Would you return the complete listing below word for word?

..............................

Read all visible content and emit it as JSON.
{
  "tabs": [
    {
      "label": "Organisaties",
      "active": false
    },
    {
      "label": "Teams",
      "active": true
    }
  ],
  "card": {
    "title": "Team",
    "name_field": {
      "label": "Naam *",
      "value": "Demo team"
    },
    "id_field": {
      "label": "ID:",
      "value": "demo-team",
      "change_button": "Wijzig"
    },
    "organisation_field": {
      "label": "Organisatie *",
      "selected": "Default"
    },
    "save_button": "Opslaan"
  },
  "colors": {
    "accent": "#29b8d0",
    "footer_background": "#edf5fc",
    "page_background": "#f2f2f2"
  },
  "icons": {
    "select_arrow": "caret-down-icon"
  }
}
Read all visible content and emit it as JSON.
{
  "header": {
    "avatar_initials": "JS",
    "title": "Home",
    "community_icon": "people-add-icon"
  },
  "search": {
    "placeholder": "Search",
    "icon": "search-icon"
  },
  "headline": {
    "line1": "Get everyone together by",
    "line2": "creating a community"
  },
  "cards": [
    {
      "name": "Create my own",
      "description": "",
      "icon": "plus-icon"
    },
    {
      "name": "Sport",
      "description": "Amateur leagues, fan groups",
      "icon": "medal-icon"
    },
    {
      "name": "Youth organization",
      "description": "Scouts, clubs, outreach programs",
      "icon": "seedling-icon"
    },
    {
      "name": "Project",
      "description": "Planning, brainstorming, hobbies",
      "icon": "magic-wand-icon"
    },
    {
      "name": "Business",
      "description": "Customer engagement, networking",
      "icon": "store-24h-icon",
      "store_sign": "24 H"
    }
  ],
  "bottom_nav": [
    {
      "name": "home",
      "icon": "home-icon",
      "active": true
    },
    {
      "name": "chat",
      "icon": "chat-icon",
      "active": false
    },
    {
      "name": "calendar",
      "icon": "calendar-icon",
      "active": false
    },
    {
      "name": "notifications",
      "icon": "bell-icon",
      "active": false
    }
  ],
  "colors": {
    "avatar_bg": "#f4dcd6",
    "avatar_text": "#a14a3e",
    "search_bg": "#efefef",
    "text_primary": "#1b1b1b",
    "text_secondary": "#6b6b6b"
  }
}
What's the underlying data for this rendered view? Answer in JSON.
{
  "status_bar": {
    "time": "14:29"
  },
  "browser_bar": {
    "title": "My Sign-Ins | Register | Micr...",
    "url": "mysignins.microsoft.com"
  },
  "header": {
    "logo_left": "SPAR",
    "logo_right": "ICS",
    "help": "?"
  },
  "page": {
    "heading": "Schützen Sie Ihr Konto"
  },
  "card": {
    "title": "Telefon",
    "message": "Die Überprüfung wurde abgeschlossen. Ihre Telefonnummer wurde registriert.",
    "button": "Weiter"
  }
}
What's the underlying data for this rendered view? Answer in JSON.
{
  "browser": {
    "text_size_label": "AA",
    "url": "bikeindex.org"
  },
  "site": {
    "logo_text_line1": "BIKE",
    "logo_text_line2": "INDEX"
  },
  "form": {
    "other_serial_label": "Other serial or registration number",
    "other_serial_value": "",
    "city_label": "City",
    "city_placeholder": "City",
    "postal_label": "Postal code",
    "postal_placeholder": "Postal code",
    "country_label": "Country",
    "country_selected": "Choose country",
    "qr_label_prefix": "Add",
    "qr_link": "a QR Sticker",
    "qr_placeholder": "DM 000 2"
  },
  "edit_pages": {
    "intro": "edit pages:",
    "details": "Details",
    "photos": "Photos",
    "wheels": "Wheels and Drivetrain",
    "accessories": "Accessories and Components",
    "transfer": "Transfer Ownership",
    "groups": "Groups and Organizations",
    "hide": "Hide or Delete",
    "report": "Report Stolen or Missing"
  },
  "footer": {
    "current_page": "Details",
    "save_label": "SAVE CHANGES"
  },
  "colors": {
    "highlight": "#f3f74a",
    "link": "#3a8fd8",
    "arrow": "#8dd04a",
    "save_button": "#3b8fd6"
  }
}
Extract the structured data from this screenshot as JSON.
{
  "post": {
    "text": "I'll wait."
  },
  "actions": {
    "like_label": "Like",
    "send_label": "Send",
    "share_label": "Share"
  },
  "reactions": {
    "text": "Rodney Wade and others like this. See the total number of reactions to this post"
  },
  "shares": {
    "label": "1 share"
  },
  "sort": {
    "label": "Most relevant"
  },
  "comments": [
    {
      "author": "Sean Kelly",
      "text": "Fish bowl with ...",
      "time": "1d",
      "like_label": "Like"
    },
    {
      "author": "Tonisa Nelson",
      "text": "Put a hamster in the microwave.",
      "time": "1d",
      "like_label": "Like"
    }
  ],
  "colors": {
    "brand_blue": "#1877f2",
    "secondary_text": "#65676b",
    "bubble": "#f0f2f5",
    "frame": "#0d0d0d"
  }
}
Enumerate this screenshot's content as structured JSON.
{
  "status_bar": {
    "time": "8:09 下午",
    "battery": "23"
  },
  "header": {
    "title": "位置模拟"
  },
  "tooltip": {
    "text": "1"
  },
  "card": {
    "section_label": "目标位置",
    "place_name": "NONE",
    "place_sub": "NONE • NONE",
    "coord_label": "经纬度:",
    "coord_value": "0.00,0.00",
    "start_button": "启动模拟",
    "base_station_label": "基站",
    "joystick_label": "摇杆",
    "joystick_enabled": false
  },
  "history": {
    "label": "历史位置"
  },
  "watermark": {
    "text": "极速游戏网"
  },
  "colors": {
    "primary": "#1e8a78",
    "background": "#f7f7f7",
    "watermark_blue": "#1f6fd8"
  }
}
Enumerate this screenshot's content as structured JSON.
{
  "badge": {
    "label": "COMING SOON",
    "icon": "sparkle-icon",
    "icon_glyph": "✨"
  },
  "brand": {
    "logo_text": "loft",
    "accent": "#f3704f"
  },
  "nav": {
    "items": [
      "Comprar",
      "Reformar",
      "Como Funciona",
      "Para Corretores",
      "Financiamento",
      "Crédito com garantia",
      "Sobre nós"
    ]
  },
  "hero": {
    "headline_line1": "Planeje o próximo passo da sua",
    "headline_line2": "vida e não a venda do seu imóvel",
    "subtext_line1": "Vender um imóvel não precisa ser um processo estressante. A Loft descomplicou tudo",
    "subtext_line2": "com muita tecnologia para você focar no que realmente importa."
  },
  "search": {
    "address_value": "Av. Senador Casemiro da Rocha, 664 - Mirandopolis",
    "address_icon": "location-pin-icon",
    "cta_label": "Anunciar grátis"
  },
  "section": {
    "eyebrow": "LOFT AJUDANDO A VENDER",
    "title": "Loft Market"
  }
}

..............................

Answer to the task:
Read all visible content and emit it as JSON.
{
  "tabs": [
    {
      "label": "Organisaties",
      "active": false
    },
    {
      "label": "Teams",
      "active": true
    }
  ],
  "card": {
    "title": "Team",
    "name_field": {
      "label": "Naam *",
      "value": "Demo team"
    },
    "id_field": {
      "label": "ID:",
      "value": "demo-team",
      "change_button": "Wijzig"
    },
    "organisation_field": {
      "label": "Organisatie *",
      "selected": "Default"
    },
    "save_button": "Opslaan"
  },
  "colors": {
    "accent": "#29b8d0",
    "footer_background": "#edf5fc",
    "page_background": "#f2f2f2"
  },
  "icons": {
    "select_arrow": "caret-down-icon"
  }
}
Read all visible content and emit it as JSON.
{
  "header": {
    "avatar_initials": "JS",
    "title": "Home",
    "community_icon": "people-add-icon"
  },
  "search": {
    "placeholder": "Search",
    "icon": "search-icon"
  },
  "headline": {
    "line1": "Get everyone together by",
    "line2": "creating a community"
  },
  "cards": [
    {
      "name": "Create my own",
      "description": "",
      "icon": "plus-icon"
    },
    {
      "name": "Sport",
      "description": "Amateur leagues, fan groups",
      "icon": "medal-icon"
    },
    {
      "name": "Youth organization",
      "description": "Scouts, clubs, outreach programs",
      "icon": "seedling-icon"
    },
    {
      "name": "Project",
      "description": "Planning, brainstorming, hobbies",
      "icon": "magic-wand-icon"
    },
    {
      "name": "Business",
      "description": "Customer engagement, networking",
      "icon": "store-24h-icon",
      "store_sign": "24 H"
    }
  ],
  "bottom_nav": [
    {
      "name": "home",
      "icon": "home-icon",
      "active": true
    },
    {
      "name": "chat",
      "icon": "chat-icon",
      "active": false
    },
    {
      "name": "calendar",
      "icon": "calendar-icon",
      "active": false
    },
    {
      "name": "notifications",
      "icon": "bell-icon",
      "active": false
    }
  ],
  "colors": {
    "avatar_bg": "#f4dcd6",
    "avatar_text": "#a14a3e",
    "search_bg": "#efefef",
    "text_primary": "#1b1b1b",
    "text_secondary": "#6b6b6b"
  }
}
What's the underlying data for this rendered view? Answer in JSON.
{
  "status_bar": {
    "time": "14:29"
  },
  "browser_bar": {
    "title": "My Sign-Ins | Register | Micr...",
    "url": "mysignins.microsoft.com"
  },
  "header": {
    "logo_left": "SPAR",
    "logo_right": "ICS",
    "help": "?"
  },
  "page": {
    "heading": "Schützen Sie Ihr Konto"
  },
  "card": {
    "title": "Telefon",
    "message": "Die Überprüfung wurde abgeschlossen. Ihre Telefonnummer wurde registriert.",
    "button": "Weiter"
  }
}
What's the underlying data for this rendered view? Answer in JSON.
{
  "browser": {
    "text_size_label": "AA",
    "url": "bikeindex.org"
  },
  "site": {
    "logo_text_line1": "BIKE",
    "logo_text_line2": "INDEX"
  },
  "form": {
    "other_serial_label": "Other serial or registration number",
    "other_serial_value": "",
    "city_label": "City",
    "city_placeholder": "City",
    "postal_label": "Postal code",
    "postal_placeholder": "Postal code",
    "country_label": "Country",
    "country_selected": "Choose country",
    "qr_label_prefix": "Add",
    "qr_link": "a QR Sticker",
    "qr_placeholder": "DM 000 2"
  },
  "edit_pages": {
    "intro": "edit pages:",
    "details": "Details",
    "photos": "Photos",
    "wheels": "Wheels and Drivetrain",
    "accessories": "Accessories and Components",
    "transfer": "Transfer Ownership",
    "groups": "Groups and Organizations",
    "hide": "Hide or Delete",
    "report": "Report Stolen or Missing"
  },
  "footer": {
    "current_page": "Details",
    "save_label": "SAVE CHANGES"
  },
  "colors": {
    "highlight": "#f3f74a",
    "link": "#3a8fd8",
    "arrow": "#8dd04a",
    "save_button": "#3b8fd6"
  }
}
Extract the structured data from this screenshot as JSON.
{
  "post": {
    "text": "I'll wait."
  },
  "actions": {
    "like_label": "Like",
    "send_label": "Send",
    "share_label": "Share"
  },
  "reactions": {
    "text": "Rodney Wade and others like this. See the total number of reactions to this post"
  },
  "shares": {
    "label": "1 share"
  },
  "sort": {
    "label": "Most relevant"
  },
  "comments": [
    {
      "author": "Sean Kelly",
      "text": "Fish bowl with ...",
      "time": "1d",
      "like_label": "Like"
    },
    {
      "author": "Tonisa Nelson",
      "text": "Put a hamster in the microwave.",
      "time": "1d",
      "like_label": "Like"
    }
  ],
  "colors": {
    "brand_blue": "#1877f2",
    "secondary_text": "#65676b",
    "bubble": "#f0f2f5",
    "frame": "#0d0d0d"
  }
}
Enumerate this screenshot's content as structured JSON.
{
  "status_bar": {
    "time": "8:09 下午",
    "battery": "23"
  },
  "header": {
    "title": "位置模拟"
  },
  "tooltip": {
    "text": "1"
  },
  "card": {
    "section_label": "目标位置",
    "place_name": "NONE",
    "place_sub": "NONE • NONE",
    "coord_label": "经纬度:",
    "coord_value": "0.00,0.00",
    "start_button": "启动模拟",
    "base_station_label": "基站",
    "joystick_label": "摇杆",
    "joystick_enabled": false
  },
  "history": {
    "label": "历史位置"
  },
  "watermark": {
    "text": "极速游戏网"
  },
  "colors": {
    "primary": "#1e8a78",
    "background": "#f7f7f7",
    "watermark_blue": "#1f6fd8"
  }
}
Enumerate this screenshot's content as structured JSON.
{
  "badge": {
    "label": "COMING SOON",
    "icon": "sparkle-icon",
    "icon_glyph": "✨"
  },
  "brand": {
    "logo_text": "loft",
    "accent": "#f3704f"
  },
  "nav": {
    "items": [
      "Comprar",
      "Reformar",
      "Como Funciona",
      "Para Corretores",
      "Financiamento",
      "Crédito com garantia",
      "Sobre nós"
    ]
  },
  "hero": {
    "headline_line1": "Planeje o próximo passo da sua",
    "headline_line2": "vida e não a venda do seu imóvel",
    "subtext_line1": "Vender um imóvel não precisa ser um processo estressante. A Loft descomplicou tudo",
    "subtext_line2": "com muita tecnologia para você focar no que realmente importa."
  },
  "search": {
    "address_value": "Av. Senador Casemiro da Rocha, 664 - Mirandopolis",
    "address_icon": "location-pin-icon",
    "cta_label": "Anunciar grátis"
  },
  "section": {
    "eyebrow": "LOFT AJUDANDO A VENDER",
    "title": "Loft Market"
  }
}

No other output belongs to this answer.